Task requirements
Would you write out the entries below, every one of them, exactly?

Data in this exercise
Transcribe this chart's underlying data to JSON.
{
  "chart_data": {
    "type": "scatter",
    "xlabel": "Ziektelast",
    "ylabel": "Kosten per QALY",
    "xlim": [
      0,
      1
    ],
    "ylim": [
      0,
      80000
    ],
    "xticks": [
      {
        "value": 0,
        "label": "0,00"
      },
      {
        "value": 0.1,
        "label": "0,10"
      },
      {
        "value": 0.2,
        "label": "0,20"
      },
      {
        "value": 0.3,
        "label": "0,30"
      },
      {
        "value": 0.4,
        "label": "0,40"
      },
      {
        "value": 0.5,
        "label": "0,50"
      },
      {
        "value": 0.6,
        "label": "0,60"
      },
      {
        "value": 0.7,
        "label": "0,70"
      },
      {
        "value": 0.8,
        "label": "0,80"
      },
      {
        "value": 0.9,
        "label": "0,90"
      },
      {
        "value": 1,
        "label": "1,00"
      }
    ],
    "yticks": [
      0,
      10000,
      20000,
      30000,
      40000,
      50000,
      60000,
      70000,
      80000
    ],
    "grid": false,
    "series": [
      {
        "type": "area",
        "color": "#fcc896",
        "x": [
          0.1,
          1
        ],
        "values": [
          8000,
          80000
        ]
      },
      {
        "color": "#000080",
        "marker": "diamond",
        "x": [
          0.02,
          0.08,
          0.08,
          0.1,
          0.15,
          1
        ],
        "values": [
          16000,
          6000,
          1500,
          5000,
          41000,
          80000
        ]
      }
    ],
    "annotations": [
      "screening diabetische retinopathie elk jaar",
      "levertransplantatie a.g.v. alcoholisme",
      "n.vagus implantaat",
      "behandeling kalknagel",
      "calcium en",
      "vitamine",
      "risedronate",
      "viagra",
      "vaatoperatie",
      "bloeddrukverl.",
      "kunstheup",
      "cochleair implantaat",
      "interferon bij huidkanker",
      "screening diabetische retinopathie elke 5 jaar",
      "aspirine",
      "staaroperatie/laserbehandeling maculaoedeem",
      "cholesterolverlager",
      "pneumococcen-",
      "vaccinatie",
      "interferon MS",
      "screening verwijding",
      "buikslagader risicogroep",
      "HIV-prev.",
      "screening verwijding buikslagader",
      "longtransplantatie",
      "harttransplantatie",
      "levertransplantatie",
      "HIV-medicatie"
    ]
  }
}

Reply
Transcribe this chart's underlying data to JSON.
{
  "chart_data": {
    "type": "scatter",
    "xlabel": "Ziektelast",
    "ylabel": "Kosten per QALY",
    "xlim": [
      0,
      1
    ],
    "ylim": [
      0,
      80000
    ],
    "xticks": [
      {
        "value": 0,
        "label": "0,00"
      },
      {
        "value": 0.1,
        "label": "0,10"
      },
      {
        "value": 0.2,
        "label": "0,20"
      },
      {
        "value": 0.3,
        "label": "0,30"
      },
      {
        "value": 0.4,
        "label": "0,40"
      },
      {
        "value": 0.5,
        "label": "0,50"
      },
      {
        "value": 0.6,
        "label": "0,60"
      },
      {
        "value": 0.7,
        "label": "0,70"
      },
      {
        "value": 0.8,
        "label": "0,80"
      },
      {
        "value": 0.9,
        "label": "0,90"
      },
      {
        "value": 1,
        "label": "1,00"
      }
    ],
    "yticks": [
      0,
      10000,
      20000,
      30000,
      40000,
      50000,
      60000,
      70000,
      80000
    ],
    "grid": false,
    "series": [
      {
        "type": "area",
        "color": "#fcc896",
        "x": [
          0.1,
          1
        ],
        "values": [
          8000,
          80000
        ]
      },
      {
        "color": "#000080",
        "marker": "diamond",
        "x": [
          0.02,
          0.08,
          0.08,
          0.1,
          0.15,
          1
        ],
        "values": [
          16000,
          6000,
          1500,
          5000,
          41000,
          80000
        ]
      }
    ],
    "annotations": [
      "screening diabetische retinopathie elk jaar",
      "levertransplantatie a.g.v. alcoholisme",
      "n.vagus implantaat",
      "behandeling kalknagel",
      "calcium en",
      "vitamine",
      "risedronate",
      "viagra",
      "vaatoperatie",
      "bloeddrukverl.",
      "kunstheup",
      "cochleair implantaat",
      "interferon bij huidkanker",
      "screening diabetische retinopathie elke 5 jaar",
      "aspirine",
      "staaroperatie/laserbehandeling maculaoedeem",
      "cholesterolverlager",
      "pneumococcen-",
      "vaccinatie",
      "interferon MS",
      "screening verwijding",
      "buikslagader risicogroep",
      "HIV-prev.",
      "screening verwijding buikslagader",
      "longtransplantatie",
      "harttransplantatie",
      "levertransplantatie",
      "HIV-medicatie"
    ]
  }
}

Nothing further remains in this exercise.